━━ Dataset extract ━━
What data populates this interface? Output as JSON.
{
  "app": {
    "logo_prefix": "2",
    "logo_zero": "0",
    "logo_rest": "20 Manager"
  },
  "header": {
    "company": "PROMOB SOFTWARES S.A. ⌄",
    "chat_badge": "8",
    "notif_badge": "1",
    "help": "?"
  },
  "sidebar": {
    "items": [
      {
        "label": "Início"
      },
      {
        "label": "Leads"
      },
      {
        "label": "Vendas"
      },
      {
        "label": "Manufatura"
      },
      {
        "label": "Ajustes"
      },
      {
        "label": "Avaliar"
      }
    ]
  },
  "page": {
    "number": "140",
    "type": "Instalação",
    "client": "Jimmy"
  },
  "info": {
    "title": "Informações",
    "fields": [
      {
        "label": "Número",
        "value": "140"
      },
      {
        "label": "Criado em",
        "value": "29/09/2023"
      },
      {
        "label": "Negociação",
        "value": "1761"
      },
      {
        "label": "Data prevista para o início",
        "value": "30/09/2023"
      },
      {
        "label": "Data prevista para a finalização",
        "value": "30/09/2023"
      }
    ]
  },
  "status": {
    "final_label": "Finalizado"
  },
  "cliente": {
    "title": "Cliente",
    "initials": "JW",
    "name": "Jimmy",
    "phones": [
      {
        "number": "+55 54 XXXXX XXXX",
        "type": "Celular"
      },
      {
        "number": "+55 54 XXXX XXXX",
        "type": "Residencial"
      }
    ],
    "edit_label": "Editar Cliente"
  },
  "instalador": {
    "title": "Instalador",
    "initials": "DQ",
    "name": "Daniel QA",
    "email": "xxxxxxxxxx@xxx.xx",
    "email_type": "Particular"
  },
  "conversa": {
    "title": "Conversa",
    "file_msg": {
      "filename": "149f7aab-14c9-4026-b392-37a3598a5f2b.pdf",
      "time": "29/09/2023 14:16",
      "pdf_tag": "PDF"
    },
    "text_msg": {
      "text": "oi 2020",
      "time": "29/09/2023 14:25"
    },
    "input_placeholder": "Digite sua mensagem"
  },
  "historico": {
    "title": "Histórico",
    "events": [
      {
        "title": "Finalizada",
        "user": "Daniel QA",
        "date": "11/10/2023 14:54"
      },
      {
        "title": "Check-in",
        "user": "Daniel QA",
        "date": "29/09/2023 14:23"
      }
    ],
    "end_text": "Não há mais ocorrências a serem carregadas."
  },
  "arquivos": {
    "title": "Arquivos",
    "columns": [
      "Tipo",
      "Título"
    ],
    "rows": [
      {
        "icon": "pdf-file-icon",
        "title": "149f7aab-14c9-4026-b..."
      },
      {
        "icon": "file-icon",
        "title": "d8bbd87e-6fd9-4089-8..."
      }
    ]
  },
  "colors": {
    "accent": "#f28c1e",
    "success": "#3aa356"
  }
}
━━━
Exactly reproduce every record.

What data populates this interface? Output as JSON.
{
  "app": {
    "logo_prefix": "2",
    "logo_zero": "0",
    "logo_rest": "20 Manager"
  },
  "header": {
    "company": "PROMOB SOFTWARES S.A. ⌄",
    "chat_badge": "8",
    "notif_badge": "1",
    "help": "?"
  },
  "sidebar": {
    "items": [
      {
        "label": "Início"
      },
      {
        "label": "Leads"
      },
      {
        "label": "Vendas"
      },
      {
        "label": "Manufatura"
      },
      {
        "label": "Ajustes"
      },
      {
        "label": "Avaliar"
      }
    ]
  },
  "page": {
    "number": "140",
    "type": "Instalação",
    "client": "Jimmy"
  },
  "info": {
    "title": "Informações",
    "fields": [
      {
        "label": "Número",
        "value": "140"
      },
      {
        "label": "Criado em",
        "value": "29/09/2023"
      },
      {
        "label": "Negociação",
        "value": "1761"
      },
      {
        "label": "Data prevista para o início",
        "value": "30/09/2023"
      },
      {
        "label": "Data prevista para a finalização",
        "value": "30/09/2023"
      }
    ]
  },
  "status": {
    "final_label": "Finalizado"
  },
  "cliente": {
    "title": "Cliente",
    "initials": "JW",
    "name": "Jimmy",
    "phones": [
      {
        "number": "+55 54 XXXXX XXXX",
        "type": "Celular"
      },
      {
        "number": "+55 54 XXXX XXXX",
        "type": "Residencial"
      }
    ],
    "edit_label": "Editar Cliente"
  },
  "instalador": {
    "title": "Instalador",
    "initials": "DQ",
    "name": "Daniel QA",
    "email": "xxxxxxxxxx@xxx.xx",
    "email_type": "Particular"
  },
  "conversa": {
    "title": "Conversa",
    "file_msg": {
      "filename": "149f7aab-14c9-4026-b392-37a3598a5f2b.pdf",
      "time": "29/09/2023 14:16",
      "pdf_tag": "PDF"
    },
    "text_msg": {
      "text": "oi 2020",
      "time": "29/09/2023 14:25"
    },
    "input_placeholder": "Digite sua mensagem"
  },
  "historico": {
    "title": "Histórico",
    "events": [
      {
        "title": "Finalizada",
        "user": "Daniel QA",
        "date": "11/10/2023 14:54"
      },
      {
        "title": "Check-in",
        "user": "Daniel QA",
        "date": "29/09/2023 14:23"
      }
    ],
    "end_text": "Não há mais ocorrências a serem carregadas."
  },
  "arquivos": {
    "title": "Arquivos",
    "columns": [
      "Tipo",
      "Título"
    ],
    "rows": [
      {
        "icon": "pdf-file-icon",
        "title": "149f7aab-14c9-4026-b..."
      },
      {
        "icon": "file-icon",
        "title": "d8bbd87e-6fd9-4089-8..."
      }
    ]
  },
  "colors": {
    "accent": "#f28c1e",
    "success": "#3aa356"
  }
}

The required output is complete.